__WHAT YOU NEED TO DO__. The required result is each line of the entries below containing the string "icon".

__EXTRACTED INFORMATION__.

────

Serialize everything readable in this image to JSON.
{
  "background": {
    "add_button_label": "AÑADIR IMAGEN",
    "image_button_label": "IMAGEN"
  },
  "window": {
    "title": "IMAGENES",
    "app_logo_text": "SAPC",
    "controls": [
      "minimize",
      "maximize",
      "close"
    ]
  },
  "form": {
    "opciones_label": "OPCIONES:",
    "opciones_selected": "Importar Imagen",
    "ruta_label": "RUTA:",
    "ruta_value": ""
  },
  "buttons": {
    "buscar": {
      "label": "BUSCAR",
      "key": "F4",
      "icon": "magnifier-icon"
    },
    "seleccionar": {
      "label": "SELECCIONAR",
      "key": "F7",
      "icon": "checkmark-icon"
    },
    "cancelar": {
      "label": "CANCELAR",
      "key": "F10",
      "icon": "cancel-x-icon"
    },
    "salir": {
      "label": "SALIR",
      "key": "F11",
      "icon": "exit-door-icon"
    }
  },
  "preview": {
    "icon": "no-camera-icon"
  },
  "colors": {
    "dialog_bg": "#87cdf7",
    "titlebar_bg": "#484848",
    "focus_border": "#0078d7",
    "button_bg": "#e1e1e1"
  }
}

────

__RESULT OF THIS TASK__.
      "icon": "magnifier-icon"
      "icon": "checkmark-icon"
      "icon": "cancel-x-icon"
      "icon": "exit-door-icon"
    "icon": "no-camera-icon"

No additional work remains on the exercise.